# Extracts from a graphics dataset
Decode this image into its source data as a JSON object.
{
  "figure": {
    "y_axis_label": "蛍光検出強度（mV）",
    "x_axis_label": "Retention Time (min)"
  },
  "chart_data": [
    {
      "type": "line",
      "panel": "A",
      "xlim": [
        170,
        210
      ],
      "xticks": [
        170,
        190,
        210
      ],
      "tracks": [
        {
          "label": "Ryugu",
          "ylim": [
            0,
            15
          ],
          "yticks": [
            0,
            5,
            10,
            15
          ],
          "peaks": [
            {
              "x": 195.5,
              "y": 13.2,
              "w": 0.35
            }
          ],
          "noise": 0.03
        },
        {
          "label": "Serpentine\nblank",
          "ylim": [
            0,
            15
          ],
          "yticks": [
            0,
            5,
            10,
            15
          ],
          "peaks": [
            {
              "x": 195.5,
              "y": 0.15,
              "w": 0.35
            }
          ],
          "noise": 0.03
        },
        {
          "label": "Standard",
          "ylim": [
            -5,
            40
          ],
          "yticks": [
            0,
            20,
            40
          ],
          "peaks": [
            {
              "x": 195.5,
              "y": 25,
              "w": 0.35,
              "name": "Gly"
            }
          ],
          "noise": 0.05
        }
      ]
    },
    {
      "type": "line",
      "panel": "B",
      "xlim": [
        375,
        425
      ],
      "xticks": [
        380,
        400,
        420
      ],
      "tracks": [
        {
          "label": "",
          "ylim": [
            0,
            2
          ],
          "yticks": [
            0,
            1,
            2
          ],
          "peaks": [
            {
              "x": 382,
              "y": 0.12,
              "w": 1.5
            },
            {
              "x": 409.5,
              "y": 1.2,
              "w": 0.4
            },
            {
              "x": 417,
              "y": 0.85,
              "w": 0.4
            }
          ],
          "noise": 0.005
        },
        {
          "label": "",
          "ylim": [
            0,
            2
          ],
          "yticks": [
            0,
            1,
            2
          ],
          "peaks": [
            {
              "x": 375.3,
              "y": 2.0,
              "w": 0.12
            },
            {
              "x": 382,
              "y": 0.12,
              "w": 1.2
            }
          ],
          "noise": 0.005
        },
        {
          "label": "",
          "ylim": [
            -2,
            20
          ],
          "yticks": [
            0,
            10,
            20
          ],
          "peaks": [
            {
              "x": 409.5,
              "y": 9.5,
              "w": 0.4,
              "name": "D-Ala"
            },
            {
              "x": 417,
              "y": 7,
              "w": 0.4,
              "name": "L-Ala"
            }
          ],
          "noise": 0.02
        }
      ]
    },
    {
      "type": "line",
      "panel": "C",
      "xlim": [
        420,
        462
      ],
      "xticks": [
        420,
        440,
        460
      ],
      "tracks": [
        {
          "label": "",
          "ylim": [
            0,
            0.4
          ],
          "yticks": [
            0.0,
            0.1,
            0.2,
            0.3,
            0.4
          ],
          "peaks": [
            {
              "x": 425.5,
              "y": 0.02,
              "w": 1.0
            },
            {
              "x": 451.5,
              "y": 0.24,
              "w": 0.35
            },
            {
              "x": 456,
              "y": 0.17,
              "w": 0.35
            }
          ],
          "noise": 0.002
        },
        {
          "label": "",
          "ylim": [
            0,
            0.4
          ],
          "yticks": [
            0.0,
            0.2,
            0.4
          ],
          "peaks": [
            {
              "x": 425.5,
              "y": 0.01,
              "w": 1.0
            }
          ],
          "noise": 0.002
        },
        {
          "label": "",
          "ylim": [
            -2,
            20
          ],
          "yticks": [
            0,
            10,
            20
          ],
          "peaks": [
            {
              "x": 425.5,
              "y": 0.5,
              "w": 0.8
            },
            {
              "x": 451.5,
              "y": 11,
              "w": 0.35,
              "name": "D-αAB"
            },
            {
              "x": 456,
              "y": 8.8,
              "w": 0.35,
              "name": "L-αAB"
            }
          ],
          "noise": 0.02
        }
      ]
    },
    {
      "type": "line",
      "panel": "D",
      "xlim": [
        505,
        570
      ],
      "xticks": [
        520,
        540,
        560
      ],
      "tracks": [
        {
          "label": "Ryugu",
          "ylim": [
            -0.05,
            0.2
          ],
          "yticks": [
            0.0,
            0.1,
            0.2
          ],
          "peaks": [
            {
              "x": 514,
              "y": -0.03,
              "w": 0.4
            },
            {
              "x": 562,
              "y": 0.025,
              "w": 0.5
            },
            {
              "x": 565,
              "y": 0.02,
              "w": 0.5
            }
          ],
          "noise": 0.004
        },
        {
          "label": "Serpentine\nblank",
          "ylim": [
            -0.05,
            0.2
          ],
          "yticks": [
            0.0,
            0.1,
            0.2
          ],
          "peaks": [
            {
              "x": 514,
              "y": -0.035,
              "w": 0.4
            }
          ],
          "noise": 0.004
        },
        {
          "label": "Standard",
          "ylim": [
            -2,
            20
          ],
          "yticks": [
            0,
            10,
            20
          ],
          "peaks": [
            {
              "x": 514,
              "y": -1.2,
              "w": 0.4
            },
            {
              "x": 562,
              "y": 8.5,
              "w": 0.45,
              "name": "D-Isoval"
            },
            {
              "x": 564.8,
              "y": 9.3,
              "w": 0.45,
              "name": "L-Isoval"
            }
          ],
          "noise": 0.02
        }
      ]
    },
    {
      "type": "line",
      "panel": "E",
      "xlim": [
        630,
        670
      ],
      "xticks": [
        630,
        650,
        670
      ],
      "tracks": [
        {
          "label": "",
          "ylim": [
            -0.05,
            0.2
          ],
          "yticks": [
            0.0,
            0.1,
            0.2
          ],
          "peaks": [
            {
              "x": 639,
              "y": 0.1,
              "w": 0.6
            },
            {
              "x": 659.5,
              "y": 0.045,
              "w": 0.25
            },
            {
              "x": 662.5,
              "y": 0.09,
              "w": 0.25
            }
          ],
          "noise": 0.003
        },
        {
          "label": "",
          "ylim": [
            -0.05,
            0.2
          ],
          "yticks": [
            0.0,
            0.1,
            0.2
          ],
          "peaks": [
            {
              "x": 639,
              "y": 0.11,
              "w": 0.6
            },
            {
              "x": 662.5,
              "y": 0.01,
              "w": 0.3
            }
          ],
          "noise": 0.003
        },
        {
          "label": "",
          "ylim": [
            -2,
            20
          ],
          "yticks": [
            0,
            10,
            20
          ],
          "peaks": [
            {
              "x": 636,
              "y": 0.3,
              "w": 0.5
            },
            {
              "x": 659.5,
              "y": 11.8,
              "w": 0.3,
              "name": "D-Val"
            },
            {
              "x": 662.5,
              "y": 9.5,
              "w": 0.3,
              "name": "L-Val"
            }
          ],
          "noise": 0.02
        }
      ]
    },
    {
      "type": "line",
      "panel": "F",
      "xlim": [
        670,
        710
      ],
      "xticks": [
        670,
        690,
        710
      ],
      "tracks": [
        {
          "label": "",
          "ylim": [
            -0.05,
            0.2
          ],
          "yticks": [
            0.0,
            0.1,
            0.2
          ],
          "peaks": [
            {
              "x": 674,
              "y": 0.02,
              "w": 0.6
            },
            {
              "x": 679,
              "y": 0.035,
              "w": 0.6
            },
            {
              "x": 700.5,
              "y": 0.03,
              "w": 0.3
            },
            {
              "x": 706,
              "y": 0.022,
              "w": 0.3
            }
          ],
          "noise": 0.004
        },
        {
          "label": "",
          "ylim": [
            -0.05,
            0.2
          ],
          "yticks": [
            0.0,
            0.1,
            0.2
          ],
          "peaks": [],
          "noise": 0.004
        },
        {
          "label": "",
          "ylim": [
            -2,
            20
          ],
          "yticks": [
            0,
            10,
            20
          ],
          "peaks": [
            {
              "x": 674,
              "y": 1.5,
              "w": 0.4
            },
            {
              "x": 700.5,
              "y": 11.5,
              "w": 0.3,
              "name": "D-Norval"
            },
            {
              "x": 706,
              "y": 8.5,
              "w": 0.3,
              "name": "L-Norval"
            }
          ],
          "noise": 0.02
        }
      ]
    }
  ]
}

# Exercise brief
Gather all the lines that include the word "name" and copy them out.

# Correct output
              "name": "Gly"
              "name": "D-Ala"
              "name": "L-Ala"
              "name": "D-αAB"
              "name": "L-αAB"
              "name": "D-Isoval"
              "name": "L-Isoval"
              "name": "D-Val"
              "name": "L-Val"
              "name": "D-Norval"
              "name": "L-Norval"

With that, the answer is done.